## START PAGE EXTRACT
Can't add much to the wonderful ideas you've already got, above. We do our greens boiled until tender, then dressed just with olive oil, lemon, and salt (or vinegar and garlic in the case of beet greens).

However, once you do find one or more kinds of greens you like, you could always do a version of spanakopita -- greens, feta, and a crust. Bitter greens mixed with sweet leeks is a really nice combination!


----------



## auntieshelly (Sep 26, 2006)

Amber ~  You mentioned that you have never cooked a fresh beet and asked if you should just boil it until tender.  Yes, you may do that, but I like to bake beets.  Wash the beets well and trim off the stem. Wrap the beets in foil adding a tablespoon or two of water.  Let cook in a 350º oven until tender -- you will have to open the packet every once in a while and test the beets.  The cooking time depends on the size of the beets.  When cooked, allow to cool somewhat and then (using rubber gloves unless you want pink fingers) slip the skins off the beets.  I marinate the beets in olive oil, lemon juice, and herbs of your choice. I think baked beets are tastier and sweeter than boiled.  Give it a try!!


----------



## ChefJune (Sep 26, 2006)

> I've never cooked a fresh beet, so do you just boil them til tender I guess?


I just trim them and wrap them in heavy duty aluminum foil and roast them in a 400 degree F oven for 45 minutes to an hour and a half, depending upon the size of the beets.  Peel the skins off after they're done.  Yummy!


----------



## shpj4 (Sep 27, 2006)

*amber*

I have never cooked Vegetable greens but I know that one our fantastic cooks and chefs will be able to help you out.


----------



## BreezyCooking (Sep 29, 2006)

Here's one of my favorite ways to prepare Swiss Chard:

 
Sauteed Swiss Chard
1 bunch of Swiss Chard 
Water 
Extra Virgin Olive Oil 
2-3 garlic cloves, peeled 
Dash of crushed red pepper flakes 
Grated Parmesan Cheese (optional) 
Italian Seasoned Bread Crumbs (optional) 
Fill a pot large enough to hold the chard with water & bring to a boil. 
Meanwhile, separate the chard leaves from the stems. Trim & discard the stem ends & cut the stems into 1"-2" pieces depending on stem thickness. Roughly chop/slice up the leaves, keeping them separate from the stem pieces. When the water reaches a boil, add the stems & cook for around 5 minutes. Then add the leaves to the pot as well & continue cooking for another 5 minutes. Drain in a colander. 
Heat some extra-virgin olive oil in a skillet. Smash the peeled garlic cloves with the side of a large knife, sprinkle them with salt & mince (the salt will keep the garlic from flying around your cutting board as you mince it). Add the drained chard, minced garlic, & crushed red pepper flakes to taste & stir until heated thru. 
Sprinkle with grated Parmesan &/or Italian Seasoned Breadcrumbs if desired, stir again, & serve.


----------



## BreezyCooking (Sep 29, 2006)
## END PAGE EXTRACT
## START SUPPLIED RECORDS
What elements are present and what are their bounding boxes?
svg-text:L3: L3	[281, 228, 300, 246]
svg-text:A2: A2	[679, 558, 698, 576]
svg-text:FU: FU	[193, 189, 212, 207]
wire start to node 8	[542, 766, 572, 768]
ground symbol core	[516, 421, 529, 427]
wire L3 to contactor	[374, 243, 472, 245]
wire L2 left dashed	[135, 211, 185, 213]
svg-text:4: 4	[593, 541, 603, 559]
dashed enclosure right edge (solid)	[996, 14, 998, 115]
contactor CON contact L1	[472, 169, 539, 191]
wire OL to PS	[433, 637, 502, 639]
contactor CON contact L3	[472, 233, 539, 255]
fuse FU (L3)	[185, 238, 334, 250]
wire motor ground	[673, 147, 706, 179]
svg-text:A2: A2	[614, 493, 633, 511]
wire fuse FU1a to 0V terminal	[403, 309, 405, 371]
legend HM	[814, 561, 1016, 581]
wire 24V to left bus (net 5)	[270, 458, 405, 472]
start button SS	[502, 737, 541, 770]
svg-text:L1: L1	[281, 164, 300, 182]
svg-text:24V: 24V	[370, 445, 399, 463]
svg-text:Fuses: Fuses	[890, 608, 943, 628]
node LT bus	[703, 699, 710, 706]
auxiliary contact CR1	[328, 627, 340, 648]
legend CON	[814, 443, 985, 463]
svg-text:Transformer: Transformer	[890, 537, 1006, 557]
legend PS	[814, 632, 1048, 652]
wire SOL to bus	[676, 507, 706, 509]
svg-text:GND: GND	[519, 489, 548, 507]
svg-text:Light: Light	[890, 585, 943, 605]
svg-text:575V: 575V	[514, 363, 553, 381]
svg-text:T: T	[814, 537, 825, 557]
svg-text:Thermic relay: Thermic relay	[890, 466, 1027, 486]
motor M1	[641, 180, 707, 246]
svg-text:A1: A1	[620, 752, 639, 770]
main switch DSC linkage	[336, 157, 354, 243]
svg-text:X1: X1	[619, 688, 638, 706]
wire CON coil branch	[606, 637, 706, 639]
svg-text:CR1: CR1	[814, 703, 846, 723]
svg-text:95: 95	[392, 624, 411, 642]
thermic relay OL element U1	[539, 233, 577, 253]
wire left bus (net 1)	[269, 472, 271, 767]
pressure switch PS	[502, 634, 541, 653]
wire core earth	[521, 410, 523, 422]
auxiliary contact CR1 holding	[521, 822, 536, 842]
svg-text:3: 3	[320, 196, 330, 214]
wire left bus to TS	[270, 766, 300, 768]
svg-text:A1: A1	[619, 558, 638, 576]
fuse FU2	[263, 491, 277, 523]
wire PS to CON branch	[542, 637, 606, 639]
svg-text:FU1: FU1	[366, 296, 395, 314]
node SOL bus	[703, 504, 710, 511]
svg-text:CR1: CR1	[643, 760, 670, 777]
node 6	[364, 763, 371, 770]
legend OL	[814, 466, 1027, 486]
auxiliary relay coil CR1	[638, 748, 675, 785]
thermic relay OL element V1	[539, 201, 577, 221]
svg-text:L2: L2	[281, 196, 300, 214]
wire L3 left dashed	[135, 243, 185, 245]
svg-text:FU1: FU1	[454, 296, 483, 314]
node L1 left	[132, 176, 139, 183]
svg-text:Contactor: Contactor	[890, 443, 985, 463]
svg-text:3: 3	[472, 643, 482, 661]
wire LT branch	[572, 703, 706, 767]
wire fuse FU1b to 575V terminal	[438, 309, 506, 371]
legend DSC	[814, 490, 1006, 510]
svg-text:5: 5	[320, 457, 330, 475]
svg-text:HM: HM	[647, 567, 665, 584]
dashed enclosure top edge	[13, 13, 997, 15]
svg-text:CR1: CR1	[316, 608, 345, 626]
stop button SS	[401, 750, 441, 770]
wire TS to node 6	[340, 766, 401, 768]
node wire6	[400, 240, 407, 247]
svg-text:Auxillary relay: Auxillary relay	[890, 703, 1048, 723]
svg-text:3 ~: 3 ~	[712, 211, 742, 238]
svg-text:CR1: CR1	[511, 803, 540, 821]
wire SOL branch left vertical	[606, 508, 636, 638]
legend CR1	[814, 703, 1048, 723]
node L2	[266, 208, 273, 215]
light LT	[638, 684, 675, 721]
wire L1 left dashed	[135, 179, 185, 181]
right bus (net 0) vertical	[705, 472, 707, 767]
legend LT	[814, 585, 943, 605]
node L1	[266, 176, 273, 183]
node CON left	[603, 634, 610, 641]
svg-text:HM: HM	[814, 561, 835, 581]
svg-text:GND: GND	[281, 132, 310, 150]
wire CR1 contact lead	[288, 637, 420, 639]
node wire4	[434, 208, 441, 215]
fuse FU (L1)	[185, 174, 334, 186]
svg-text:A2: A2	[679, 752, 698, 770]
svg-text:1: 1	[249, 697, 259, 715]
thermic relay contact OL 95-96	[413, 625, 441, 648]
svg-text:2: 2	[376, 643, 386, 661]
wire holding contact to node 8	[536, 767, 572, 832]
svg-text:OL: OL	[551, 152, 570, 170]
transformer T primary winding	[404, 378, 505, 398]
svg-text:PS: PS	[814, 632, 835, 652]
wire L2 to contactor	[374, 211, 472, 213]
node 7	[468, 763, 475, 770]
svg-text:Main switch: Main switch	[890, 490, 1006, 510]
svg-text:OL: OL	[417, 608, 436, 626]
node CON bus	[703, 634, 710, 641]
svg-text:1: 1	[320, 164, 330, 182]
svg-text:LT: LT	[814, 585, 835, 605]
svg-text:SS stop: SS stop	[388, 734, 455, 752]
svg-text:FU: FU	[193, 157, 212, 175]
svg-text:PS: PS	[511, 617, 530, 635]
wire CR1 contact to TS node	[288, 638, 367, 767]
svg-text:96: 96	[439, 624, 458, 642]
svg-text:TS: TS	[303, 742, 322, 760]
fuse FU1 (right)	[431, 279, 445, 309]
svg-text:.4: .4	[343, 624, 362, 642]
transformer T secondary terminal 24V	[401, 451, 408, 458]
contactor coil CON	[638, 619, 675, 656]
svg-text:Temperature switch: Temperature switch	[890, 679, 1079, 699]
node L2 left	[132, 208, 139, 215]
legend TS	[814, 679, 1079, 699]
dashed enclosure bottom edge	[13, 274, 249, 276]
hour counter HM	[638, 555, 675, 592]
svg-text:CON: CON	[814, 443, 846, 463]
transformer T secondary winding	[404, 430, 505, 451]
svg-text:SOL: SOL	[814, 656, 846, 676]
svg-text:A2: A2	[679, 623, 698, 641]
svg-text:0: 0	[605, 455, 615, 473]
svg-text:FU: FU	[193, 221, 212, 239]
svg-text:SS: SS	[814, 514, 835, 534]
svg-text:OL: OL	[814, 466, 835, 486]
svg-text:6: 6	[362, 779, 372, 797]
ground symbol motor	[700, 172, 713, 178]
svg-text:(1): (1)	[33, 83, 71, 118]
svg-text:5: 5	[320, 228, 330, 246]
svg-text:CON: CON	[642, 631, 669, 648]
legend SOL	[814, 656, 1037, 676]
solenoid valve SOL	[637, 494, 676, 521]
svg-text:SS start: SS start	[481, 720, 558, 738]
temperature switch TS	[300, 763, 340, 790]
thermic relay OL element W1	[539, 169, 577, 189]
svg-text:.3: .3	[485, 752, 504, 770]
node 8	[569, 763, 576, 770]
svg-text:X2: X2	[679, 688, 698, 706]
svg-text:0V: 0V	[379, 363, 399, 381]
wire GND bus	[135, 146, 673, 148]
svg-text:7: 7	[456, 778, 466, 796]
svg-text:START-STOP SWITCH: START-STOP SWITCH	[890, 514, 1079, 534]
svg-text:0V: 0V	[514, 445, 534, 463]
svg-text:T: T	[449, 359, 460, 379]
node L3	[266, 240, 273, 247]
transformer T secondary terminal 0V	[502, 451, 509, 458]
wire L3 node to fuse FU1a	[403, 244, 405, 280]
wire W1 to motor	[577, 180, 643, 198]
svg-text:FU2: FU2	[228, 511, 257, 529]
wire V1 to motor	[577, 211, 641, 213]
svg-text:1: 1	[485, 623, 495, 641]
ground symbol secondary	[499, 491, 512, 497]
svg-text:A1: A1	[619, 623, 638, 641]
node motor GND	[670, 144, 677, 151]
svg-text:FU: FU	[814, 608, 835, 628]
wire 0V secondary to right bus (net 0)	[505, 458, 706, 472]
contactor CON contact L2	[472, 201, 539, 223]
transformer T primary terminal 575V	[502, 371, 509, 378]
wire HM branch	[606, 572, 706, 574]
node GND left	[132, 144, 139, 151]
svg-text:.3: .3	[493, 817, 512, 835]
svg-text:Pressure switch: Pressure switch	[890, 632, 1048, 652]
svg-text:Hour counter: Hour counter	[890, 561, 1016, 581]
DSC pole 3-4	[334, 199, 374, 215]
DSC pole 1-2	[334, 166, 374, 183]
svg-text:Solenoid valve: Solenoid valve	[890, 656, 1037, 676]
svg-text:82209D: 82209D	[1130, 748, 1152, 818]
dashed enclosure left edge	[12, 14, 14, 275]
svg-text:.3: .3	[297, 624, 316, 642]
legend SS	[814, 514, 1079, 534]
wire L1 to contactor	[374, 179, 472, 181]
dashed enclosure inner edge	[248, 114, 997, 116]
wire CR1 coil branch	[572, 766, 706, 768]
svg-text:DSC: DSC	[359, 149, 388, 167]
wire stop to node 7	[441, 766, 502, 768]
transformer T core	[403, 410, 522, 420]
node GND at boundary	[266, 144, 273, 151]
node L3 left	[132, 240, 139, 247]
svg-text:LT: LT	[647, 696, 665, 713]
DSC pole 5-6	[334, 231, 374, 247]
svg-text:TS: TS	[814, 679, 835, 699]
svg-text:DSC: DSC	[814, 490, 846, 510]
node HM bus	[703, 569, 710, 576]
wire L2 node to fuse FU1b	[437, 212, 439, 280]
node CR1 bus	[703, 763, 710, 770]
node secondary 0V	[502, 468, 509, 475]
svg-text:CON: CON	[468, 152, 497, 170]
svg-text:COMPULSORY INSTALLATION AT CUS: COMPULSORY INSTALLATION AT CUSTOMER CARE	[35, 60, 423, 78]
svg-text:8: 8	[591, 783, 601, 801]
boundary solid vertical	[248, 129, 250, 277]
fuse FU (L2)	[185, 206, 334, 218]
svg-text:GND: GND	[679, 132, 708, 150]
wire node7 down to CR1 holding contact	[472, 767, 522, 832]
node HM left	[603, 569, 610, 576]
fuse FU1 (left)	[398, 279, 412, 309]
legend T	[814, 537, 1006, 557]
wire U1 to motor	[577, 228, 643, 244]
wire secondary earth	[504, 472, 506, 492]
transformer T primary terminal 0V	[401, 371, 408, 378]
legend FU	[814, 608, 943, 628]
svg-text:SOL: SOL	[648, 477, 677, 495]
## END SUPPLIED RECORDS
## TO DO
(1) Answer these questions about the forum thread on cooking greens and beets:
(a) At what oven temperature does ChefJune roast beets?
(b) In the Sauteed Swiss Chard recipe, how long do the stems cook before the leaves go in?
(c) What combination does the first post call "a really nice combination"?
(2) Summarize the forum thread on cooking greens and beets in two sentences.
Base your answers on the forum thread alone.

## WRITTEN RESPONSES
(1)
(a) 400 degrees F.
(b) Around 5 minutes.
(c) Bitter greens mixed with sweet leeks.

(2) Posters suggest boiling greens until tender and dressing them with olive oil, lemon, and salt, or using them in a version of spanakopita with feta and a crust. For fresh beets, two posters recommend wrapping them in foil and cooking them in the oven until tender before removing the skins, and another shares a Swiss chard recipe in which the chard is boiled, drained, and heated in a skillet with olive oil, garlic, and crushed red pepper flakes.